RECORDS SHOWN:
** start **

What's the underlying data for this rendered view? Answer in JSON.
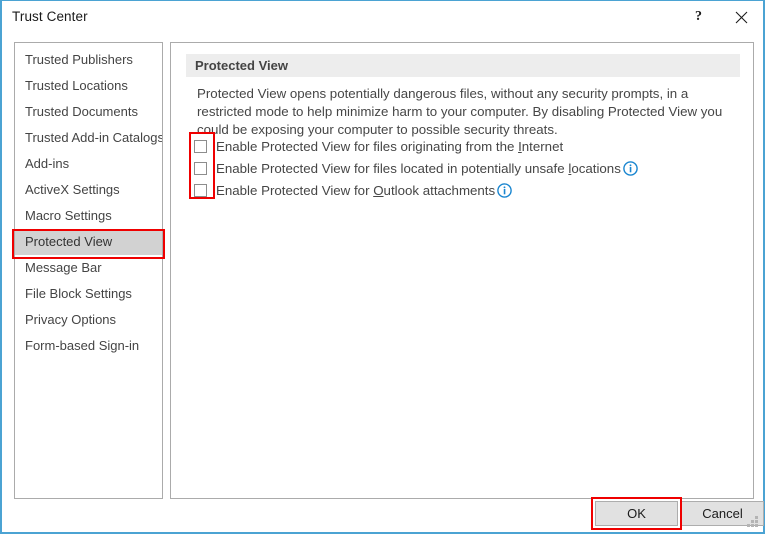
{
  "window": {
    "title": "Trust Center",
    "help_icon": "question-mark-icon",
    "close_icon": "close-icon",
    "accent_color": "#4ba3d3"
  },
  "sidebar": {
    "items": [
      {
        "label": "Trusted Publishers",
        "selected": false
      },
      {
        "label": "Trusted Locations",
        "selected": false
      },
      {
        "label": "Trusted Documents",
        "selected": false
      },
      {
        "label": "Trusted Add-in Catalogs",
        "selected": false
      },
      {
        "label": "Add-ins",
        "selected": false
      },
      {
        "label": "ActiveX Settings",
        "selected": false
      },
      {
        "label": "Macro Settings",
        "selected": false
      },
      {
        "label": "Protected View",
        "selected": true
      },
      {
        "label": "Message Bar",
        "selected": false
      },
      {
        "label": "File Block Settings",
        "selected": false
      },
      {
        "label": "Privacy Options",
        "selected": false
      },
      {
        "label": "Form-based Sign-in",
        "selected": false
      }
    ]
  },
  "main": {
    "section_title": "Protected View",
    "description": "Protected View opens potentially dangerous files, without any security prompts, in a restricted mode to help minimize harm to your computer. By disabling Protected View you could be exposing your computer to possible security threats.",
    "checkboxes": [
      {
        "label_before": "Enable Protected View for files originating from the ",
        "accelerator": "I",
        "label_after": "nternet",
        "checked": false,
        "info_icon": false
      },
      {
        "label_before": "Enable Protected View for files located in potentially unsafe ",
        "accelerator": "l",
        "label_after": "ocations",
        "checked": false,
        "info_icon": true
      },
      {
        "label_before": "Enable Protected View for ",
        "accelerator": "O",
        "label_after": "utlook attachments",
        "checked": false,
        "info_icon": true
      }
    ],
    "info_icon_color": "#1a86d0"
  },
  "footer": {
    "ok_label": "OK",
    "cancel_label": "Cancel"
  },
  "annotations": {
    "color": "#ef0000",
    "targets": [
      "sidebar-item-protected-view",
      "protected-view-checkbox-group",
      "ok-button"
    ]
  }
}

** end **
** start **

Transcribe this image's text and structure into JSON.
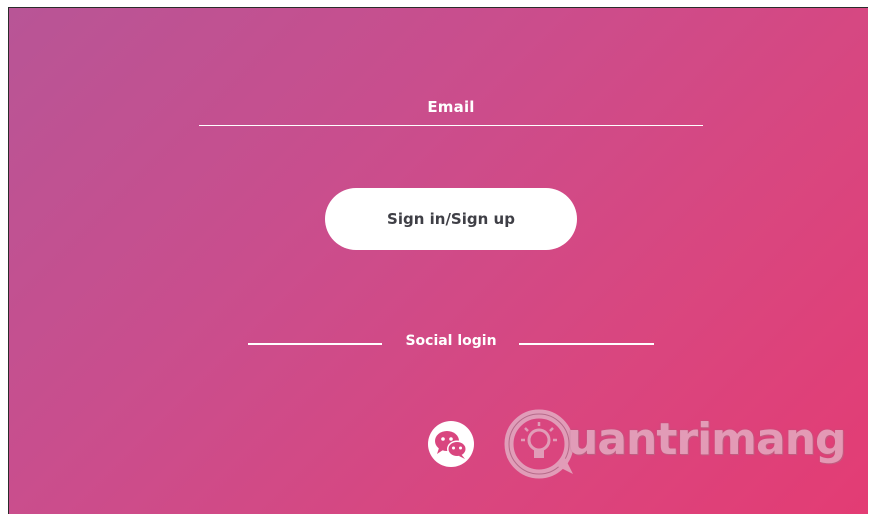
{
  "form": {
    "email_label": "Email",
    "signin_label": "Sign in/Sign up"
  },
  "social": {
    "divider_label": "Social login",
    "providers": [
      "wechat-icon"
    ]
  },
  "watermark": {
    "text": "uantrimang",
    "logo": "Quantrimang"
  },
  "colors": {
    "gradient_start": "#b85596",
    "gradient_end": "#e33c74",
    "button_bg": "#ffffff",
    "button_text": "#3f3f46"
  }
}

** end **
** start **

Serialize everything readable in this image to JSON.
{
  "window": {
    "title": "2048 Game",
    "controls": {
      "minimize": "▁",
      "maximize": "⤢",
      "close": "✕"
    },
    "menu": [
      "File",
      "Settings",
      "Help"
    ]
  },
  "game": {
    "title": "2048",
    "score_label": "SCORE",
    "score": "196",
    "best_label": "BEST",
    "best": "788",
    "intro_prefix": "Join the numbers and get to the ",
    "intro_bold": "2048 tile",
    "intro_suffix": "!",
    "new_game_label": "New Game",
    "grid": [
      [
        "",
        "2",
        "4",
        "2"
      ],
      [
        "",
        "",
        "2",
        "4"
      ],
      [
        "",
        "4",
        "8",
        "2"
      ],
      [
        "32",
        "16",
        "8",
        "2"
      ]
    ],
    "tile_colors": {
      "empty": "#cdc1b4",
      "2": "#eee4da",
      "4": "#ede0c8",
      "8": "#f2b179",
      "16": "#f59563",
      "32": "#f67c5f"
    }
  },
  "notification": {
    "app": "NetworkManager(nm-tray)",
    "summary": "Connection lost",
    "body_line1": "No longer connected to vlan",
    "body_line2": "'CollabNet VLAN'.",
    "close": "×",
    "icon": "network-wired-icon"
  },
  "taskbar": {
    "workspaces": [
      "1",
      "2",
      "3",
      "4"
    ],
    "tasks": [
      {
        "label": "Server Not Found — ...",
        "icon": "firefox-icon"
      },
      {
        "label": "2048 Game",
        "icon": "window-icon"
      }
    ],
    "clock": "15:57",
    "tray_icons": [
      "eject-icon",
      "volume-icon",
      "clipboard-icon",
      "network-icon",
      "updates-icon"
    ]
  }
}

** end **

GIVEN PROBLEM: Collect every line above that contains the word "accelerator".

COMPLETE RESPONSE:
        "accelerator": "I",
        "accelerator": "l",
        "accelerator": "O",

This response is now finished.